== Фрагмент страницы
Петербургский театральный журнал
Блог «ПТЖ» — это отдельное СМИ, живущее в режиме общероссийской театральной газеты. Когда-то один из создателей журнала Леонид Попов делал в «ПТЖ» раздел «Фигаро» (Фигаро здесь, Фигаро там). Лене Попову мы и посвящаем наш блог.
16+

ПЕТЕРБУРГСКАЯ ПЕРСПЕКТИВА

АЛЕКСАНДРОВ В ГОРОДЕ

После некоторого перерыва — технического, связанного с переездом и ремонтом здания «Санктъ-Петербургъ-Оперы» — основатель и руководитель театра Юрий Александров взялся за собственное детище цепко и всерьез. В прошлом году выпустил сразу два спектакля, да такие, что Экспертный совет «Золотой маски» никак не мог решить, что отобрать. В результате, когда выйдет этот номер, «Травиату» в Москве уже сыграют (но «Поругание Лукреции» Бриттена — первая постановка в России — не хуже). Не останавливаясь на достигнутом, в этом сезоне режиссер показал «Чио-Чио-сан» (подробнее о спектакле чуть ниже). Эти три работы вверенного ему театра существенно оживили оперный ландшафт города и позволили преодолеть те процессы торможения в «Санктъ-Петербургъ-Опере», которые рождали тревогу и разочарование… Но раз энергия, как говорится, пошла, то она распространилась не только на родной коллектив. В Театре музыкальной комедии вышла постановка «Синей бороды» Оффенбаха — тоже руки Александрова, а в детском музыкальной театре «Карамболь» он репетировал «Буратино» (премьера в апреле), пока не пришло время отправиться в Америку на обещанную в «Метрополитен» постановку «Мазепы». Дальше будет «Ла Скала», «Арена ди Верона» и прочие приличные театры мира. Степень востребованности нашего соотечественника не имеет аналогов — то он в Италии, то в Киргизии, то его ждет Нью-Йорк, то Астана (где он поставил, наверное, самое большое количество спектаклей и является национальным героем). Восемь-двенадцать постановок в год по всем городам и весям. Можно позвонить по мобильному и спросить: «Ты где?» — и услышать: «В Караганде». И это не будет шуткой. В общем, когда Александров в городе на Неве, то для искусства города это полезно. Особенно, как оказалось, для Театра музыкальной комедии.

СИНЯЯ БОРОДА

Ж. Оффенбах. «Синяя борода». Театр музыкальной комедии.
====
■ Короткая задача 1
В каком театре, согласно заметке «Александров в городе», вышла постановка «Синей бороды» Оффенбаха?
== Записи задачи
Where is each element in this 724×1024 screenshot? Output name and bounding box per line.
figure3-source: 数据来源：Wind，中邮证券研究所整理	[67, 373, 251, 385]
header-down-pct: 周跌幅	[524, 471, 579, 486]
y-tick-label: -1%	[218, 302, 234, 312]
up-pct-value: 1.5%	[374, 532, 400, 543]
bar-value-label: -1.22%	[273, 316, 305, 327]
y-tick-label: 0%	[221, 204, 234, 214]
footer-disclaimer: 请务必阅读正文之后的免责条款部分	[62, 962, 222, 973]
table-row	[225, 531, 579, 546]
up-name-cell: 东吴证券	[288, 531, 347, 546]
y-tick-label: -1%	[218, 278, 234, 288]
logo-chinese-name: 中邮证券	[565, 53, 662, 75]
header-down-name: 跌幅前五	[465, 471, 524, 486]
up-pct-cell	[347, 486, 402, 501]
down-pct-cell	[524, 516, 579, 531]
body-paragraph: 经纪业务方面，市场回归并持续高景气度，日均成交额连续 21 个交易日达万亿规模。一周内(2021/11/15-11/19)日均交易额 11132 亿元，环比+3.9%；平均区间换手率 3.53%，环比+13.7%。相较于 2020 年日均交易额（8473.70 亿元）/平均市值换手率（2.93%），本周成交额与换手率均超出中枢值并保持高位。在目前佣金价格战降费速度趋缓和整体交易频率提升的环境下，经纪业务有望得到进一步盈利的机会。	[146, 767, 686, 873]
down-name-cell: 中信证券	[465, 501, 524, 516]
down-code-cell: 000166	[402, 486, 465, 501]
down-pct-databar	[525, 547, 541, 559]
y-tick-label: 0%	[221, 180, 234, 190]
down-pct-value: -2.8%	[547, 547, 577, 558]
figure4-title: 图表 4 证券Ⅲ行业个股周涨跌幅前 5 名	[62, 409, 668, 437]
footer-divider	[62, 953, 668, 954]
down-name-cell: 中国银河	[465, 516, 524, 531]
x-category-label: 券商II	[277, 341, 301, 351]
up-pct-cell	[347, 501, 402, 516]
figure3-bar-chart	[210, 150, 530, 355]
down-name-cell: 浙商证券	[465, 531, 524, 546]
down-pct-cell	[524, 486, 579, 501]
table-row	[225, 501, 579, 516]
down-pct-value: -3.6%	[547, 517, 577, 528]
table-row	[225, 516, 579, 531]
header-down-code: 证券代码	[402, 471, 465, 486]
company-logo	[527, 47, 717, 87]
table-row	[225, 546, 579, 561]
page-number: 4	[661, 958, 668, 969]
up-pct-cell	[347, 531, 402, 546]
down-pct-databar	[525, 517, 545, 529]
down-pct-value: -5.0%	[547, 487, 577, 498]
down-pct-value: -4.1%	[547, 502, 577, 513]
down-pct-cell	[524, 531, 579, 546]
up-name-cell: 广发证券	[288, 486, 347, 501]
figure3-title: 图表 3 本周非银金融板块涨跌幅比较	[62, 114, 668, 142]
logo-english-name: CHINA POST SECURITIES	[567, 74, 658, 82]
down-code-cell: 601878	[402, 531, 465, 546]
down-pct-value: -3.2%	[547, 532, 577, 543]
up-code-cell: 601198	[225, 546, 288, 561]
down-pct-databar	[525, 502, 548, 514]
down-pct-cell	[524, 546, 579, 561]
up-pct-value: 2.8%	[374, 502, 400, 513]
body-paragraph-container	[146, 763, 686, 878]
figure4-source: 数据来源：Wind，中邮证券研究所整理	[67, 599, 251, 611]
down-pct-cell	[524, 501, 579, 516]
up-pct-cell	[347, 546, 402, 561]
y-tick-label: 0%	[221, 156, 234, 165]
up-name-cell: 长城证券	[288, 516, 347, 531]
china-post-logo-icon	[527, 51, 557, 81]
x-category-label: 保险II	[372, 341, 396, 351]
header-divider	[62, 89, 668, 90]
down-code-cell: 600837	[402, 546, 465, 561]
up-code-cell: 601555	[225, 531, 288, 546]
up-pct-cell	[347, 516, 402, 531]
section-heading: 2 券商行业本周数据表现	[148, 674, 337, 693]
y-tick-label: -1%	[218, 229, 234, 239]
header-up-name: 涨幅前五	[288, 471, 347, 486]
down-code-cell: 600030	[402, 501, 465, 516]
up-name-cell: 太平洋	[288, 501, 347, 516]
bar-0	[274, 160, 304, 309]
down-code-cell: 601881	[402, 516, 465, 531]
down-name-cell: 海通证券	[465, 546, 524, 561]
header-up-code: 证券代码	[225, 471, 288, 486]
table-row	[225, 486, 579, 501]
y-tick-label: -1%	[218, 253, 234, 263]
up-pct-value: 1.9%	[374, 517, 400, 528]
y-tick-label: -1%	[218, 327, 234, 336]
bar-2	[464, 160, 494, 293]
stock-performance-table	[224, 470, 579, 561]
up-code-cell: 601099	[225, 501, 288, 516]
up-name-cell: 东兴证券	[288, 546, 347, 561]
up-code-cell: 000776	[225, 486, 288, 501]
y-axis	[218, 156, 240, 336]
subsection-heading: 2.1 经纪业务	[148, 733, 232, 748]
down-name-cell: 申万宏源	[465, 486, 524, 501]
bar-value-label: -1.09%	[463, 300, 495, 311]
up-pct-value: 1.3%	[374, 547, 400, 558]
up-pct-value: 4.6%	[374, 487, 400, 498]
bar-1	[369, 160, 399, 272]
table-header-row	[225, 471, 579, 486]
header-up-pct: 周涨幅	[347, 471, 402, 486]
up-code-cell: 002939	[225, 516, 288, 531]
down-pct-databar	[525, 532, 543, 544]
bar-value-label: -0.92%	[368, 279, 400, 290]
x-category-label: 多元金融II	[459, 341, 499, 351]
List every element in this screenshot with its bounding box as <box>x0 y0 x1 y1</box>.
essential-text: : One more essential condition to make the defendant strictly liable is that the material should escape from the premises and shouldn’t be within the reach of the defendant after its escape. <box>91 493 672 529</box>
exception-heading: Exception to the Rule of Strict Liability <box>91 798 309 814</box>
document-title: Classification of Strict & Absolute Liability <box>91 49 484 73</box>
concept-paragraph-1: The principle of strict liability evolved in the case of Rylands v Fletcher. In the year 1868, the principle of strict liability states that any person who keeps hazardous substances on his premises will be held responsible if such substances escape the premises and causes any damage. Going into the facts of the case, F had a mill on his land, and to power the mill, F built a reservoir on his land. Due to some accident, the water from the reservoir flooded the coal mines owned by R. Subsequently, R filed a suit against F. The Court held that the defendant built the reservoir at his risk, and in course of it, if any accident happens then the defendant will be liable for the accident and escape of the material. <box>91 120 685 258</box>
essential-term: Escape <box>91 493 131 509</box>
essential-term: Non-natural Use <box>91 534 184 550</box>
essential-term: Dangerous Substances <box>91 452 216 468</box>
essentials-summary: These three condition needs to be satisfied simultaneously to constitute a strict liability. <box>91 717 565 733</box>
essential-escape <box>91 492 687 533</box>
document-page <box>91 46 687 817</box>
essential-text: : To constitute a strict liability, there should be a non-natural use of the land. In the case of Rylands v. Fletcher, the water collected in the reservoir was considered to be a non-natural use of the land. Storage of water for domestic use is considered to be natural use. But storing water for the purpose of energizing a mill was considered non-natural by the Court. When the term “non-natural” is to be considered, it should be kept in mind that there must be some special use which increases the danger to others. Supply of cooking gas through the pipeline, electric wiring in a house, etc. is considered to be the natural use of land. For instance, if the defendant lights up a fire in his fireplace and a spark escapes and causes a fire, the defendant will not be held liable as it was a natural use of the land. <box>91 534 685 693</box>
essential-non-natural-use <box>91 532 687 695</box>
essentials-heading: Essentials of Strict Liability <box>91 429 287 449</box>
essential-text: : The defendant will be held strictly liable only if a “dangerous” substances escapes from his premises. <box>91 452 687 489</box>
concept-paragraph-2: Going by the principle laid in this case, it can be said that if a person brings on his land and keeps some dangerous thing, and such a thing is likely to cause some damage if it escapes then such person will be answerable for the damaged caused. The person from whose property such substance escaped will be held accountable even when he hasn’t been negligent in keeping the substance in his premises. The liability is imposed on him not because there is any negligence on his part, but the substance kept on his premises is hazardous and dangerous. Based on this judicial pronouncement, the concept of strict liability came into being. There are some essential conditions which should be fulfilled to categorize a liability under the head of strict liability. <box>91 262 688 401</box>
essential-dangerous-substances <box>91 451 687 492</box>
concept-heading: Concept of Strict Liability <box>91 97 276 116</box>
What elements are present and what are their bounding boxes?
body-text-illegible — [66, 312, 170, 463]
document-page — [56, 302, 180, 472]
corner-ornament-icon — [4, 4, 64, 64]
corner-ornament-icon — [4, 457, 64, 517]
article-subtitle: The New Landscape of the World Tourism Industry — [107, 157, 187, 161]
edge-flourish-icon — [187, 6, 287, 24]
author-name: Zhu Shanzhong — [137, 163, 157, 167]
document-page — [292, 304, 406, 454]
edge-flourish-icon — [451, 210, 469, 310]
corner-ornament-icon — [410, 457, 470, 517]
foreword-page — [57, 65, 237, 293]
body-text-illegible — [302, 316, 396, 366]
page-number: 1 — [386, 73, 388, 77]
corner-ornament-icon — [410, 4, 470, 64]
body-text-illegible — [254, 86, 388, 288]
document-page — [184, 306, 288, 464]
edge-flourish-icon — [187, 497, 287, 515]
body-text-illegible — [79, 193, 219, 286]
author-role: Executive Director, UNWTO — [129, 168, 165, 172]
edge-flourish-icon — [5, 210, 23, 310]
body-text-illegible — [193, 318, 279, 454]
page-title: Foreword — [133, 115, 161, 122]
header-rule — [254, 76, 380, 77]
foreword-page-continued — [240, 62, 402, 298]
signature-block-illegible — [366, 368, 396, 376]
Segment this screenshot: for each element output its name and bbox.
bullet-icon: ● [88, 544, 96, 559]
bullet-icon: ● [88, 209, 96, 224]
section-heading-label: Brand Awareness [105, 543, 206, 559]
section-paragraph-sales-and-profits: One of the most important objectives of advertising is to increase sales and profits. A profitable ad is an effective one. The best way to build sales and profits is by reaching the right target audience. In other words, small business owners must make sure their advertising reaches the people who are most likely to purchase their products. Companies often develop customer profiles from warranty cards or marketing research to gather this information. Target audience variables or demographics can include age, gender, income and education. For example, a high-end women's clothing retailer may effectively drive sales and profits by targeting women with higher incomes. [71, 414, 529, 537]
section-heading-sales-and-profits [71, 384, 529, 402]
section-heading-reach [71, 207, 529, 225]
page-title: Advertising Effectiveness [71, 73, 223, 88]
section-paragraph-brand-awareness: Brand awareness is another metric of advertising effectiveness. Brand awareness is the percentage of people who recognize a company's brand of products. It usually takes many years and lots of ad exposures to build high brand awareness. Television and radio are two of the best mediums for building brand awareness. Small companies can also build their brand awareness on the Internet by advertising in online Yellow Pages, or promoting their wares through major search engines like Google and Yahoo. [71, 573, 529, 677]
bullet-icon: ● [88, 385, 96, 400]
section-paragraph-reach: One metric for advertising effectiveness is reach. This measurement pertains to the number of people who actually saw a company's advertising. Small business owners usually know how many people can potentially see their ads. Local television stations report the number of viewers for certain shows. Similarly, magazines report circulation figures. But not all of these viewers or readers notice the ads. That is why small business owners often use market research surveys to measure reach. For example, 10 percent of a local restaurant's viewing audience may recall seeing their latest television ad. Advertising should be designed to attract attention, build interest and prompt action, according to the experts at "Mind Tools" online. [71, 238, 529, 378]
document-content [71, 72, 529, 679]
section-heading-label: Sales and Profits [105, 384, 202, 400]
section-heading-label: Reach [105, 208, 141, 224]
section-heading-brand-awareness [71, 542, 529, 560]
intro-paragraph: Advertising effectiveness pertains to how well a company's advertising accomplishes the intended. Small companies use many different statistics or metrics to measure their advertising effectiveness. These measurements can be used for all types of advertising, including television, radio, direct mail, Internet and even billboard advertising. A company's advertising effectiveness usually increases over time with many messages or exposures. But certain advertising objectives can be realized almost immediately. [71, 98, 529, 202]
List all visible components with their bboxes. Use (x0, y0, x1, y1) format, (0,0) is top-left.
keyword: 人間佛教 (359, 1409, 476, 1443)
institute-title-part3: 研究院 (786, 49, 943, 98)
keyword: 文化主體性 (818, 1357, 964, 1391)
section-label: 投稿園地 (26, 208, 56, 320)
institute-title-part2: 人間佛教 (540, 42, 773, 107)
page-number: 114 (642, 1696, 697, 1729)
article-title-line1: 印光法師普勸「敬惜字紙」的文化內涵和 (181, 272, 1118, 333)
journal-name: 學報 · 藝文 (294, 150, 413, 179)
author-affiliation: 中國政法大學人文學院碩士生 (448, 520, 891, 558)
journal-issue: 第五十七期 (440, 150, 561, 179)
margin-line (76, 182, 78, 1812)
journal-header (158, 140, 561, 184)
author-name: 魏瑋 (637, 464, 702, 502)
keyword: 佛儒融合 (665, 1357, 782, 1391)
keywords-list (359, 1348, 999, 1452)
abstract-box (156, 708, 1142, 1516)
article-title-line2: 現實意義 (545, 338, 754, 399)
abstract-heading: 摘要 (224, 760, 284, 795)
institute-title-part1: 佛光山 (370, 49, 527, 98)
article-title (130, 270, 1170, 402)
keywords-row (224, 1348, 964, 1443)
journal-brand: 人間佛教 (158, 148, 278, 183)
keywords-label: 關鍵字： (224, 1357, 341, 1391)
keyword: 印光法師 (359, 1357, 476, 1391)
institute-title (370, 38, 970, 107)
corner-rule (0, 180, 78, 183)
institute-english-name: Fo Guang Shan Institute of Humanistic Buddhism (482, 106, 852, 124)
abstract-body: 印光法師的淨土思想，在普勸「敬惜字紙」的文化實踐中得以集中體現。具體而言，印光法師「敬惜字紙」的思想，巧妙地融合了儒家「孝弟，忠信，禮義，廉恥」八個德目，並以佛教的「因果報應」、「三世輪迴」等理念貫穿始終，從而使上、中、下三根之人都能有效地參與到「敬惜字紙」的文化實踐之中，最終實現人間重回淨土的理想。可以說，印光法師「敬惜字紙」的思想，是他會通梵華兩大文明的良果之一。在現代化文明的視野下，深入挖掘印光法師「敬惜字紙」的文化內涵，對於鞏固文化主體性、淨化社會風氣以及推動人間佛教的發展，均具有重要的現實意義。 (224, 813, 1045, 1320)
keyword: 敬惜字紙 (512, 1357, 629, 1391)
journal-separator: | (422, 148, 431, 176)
====
■ Короткая задача 2
Выведите без изменений строки записей от самого начала до строки, содержащей "953, 668, 954]", включительно.

■ Разбор ответа 1
В Театре музыкальной комедии.

■ Разбор ответа 2
Where is each element in this 724×1024 screenshot? Output name and bounding box per line.
figure3-source: 数据来源：Wind，中邮证券研究所整理	[67, 373, 251, 385]
header-down-pct: 周跌幅	[524, 471, 579, 486]
y-tick-label: -1%	[218, 302, 234, 312]
up-pct-value: 1.5%	[374, 532, 400, 543]
bar-value-label: -1.22%	[273, 316, 305, 327]
y-tick-label: 0%	[221, 204, 234, 214]
footer-disclaimer: 请务必阅读正文之后的免责条款部分	[62, 962, 222, 973]
table-row	[225, 531, 579, 546]
up-name-cell: 东吴证券	[288, 531, 347, 546]
y-tick-label: -1%	[218, 278, 234, 288]
logo-chinese-name: 中邮证券	[565, 53, 662, 75]
header-down-name: 跌幅前五	[465, 471, 524, 486]
up-pct-cell	[347, 486, 402, 501]
down-pct-cell	[524, 516, 579, 531]
body-paragraph: 经纪业务方面，市场回归并持续高景气度，日均成交额连续 21 个交易日达万亿规模。一周内(2021/11/15-11/19)日均交易额 11132 亿元，环比+3.9%；平均区间换手率 3.53%，环比+13.7%。相较于 2020 年日均交易额（8473.70 亿元）/平均市值换手率（2.93%），本周成交额与换手率均超出中枢值并保持高位。在目前佣金价格战降费速度趋缓和整体交易频率提升的环境下，经纪业务有望得到进一步盈利的机会。	[146, 767, 686, 873]
down-name-cell: 中信证券	[465, 501, 524, 516]
down-code-cell: 000166	[402, 486, 465, 501]
down-pct-databar	[525, 547, 541, 559]
y-tick-label: 0%	[221, 180, 234, 190]
down-pct-value: -2.8%	[547, 547, 577, 558]
figure4-title: 图表 4 证券Ⅲ行业个股周涨跌幅前 5 名	[62, 409, 668, 437]
footer-divider	[62, 953, 668, 954]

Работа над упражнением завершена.